Directive →
Examine the entries and show every line in which the word "Цена" is found.

# Dataset excerpts start

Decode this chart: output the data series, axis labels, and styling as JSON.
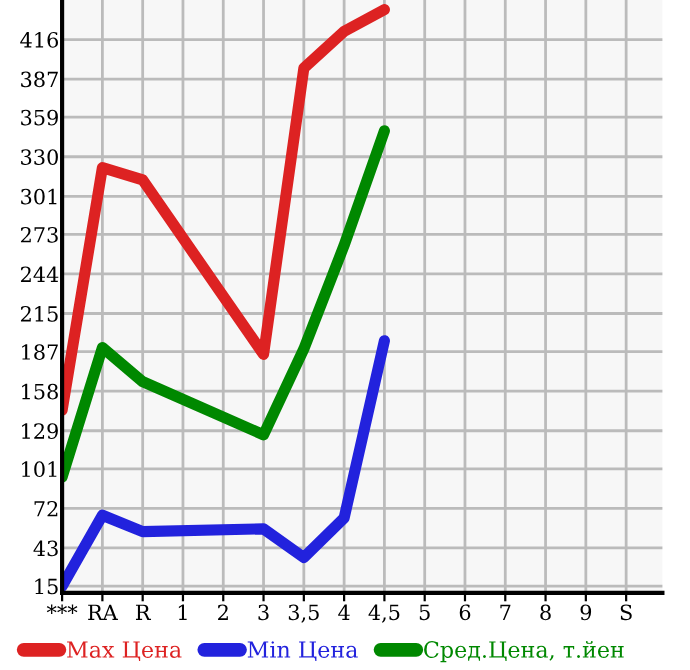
{
  "chart_data": {
    "type": "line",
    "categories": [
      "***",
      "RA",
      "R",
      "1",
      "2",
      "3",
      "3,5",
      "4",
      "4,5",
      "5",
      "6",
      "7",
      "8",
      "9",
      "S"
    ],
    "series": [
      {
        "name": "Max Цена",
        "color": "#dd2222",
        "values": [
          144,
          322,
          313,
          null,
          null,
          185,
          395,
          422,
          438,
          null,
          null,
          null,
          null,
          null,
          null
        ]
      },
      {
        "name": "Min Цена",
        "color": "#2222dd",
        "values": [
          15,
          67,
          55,
          null,
          null,
          57,
          36,
          65,
          195,
          null,
          null,
          null,
          null,
          null,
          null
        ]
      },
      {
        "name": "Сред.Цена, т.йен",
        "color": "#008800",
        "values": [
          95,
          190,
          165,
          null,
          null,
          126,
          189,
          265,
          349,
          null,
          null,
          null,
          null,
          null,
          null
        ]
      }
    ],
    "ylim": [
      10,
      445
    ],
    "yticks": [
      15,
      43,
      72,
      101,
      129,
      158,
      187,
      215,
      244,
      273,
      301,
      330,
      359,
      387,
      416
    ],
    "grid": true,
    "legend": "bottom",
    "marker": "none",
    "line_style": "solid"
  }
}
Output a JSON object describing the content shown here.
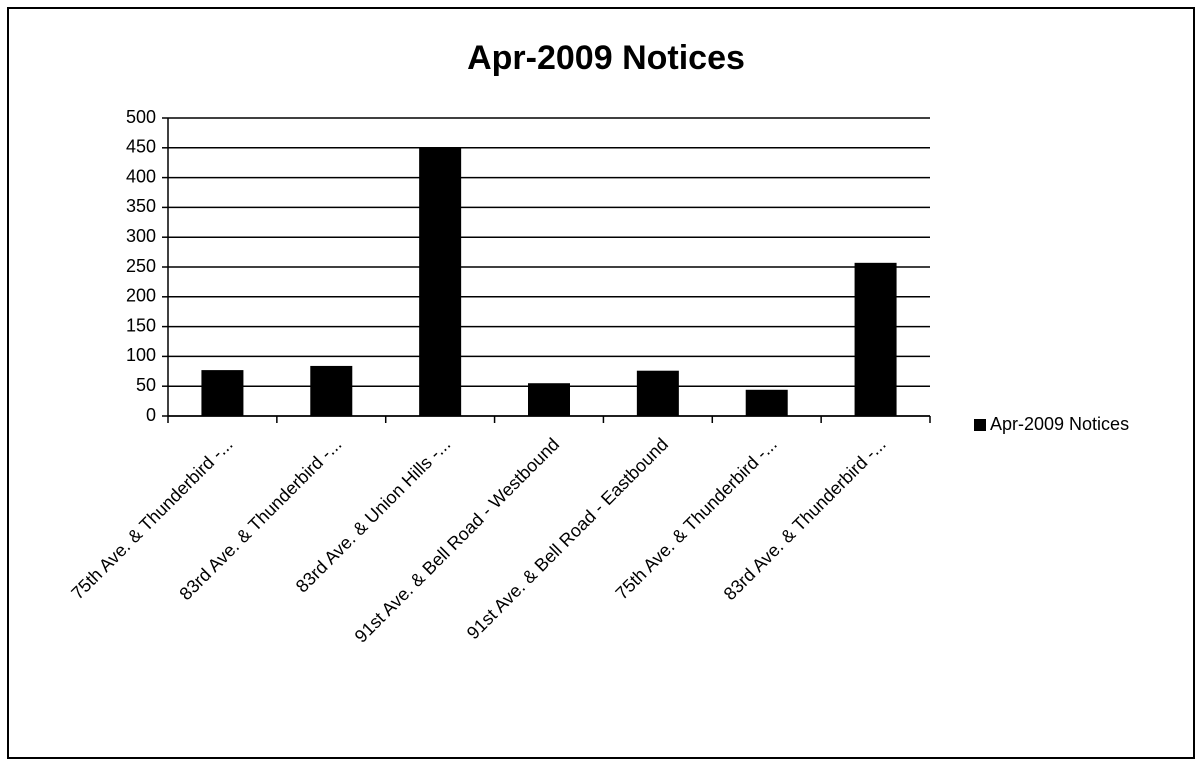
{
  "chart_data": {
    "type": "bar",
    "title": "Apr-2009 Notices",
    "categories": [
      "75th Ave. & Thunderbird -...",
      "83rd Ave. & Thunderbird -...",
      "83rd Ave. & Union Hills -...",
      "91st Ave. & Bell Road - Westbound",
      "91st Ave. & Bell Road - Eastbound",
      "75th Ave. & Thunderbird -...",
      "83rd Ave. & Thunderbird -..."
    ],
    "series": [
      {
        "name": "Apr-2009 Notices",
        "color": "#000000",
        "values": [
          77,
          84,
          451,
          55,
          76,
          44,
          257
        ]
      }
    ],
    "ylim": [
      0,
      500
    ],
    "yticks": [
      0,
      50,
      100,
      150,
      200,
      250,
      300,
      350,
      400,
      450,
      500
    ],
    "grid": true,
    "legend": "right"
  }
}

# Dataset excerpts end

Result →
        "name": "Max Цена",
        "name": "Min Цена",
        "name": "Сред.Цена, т.йен",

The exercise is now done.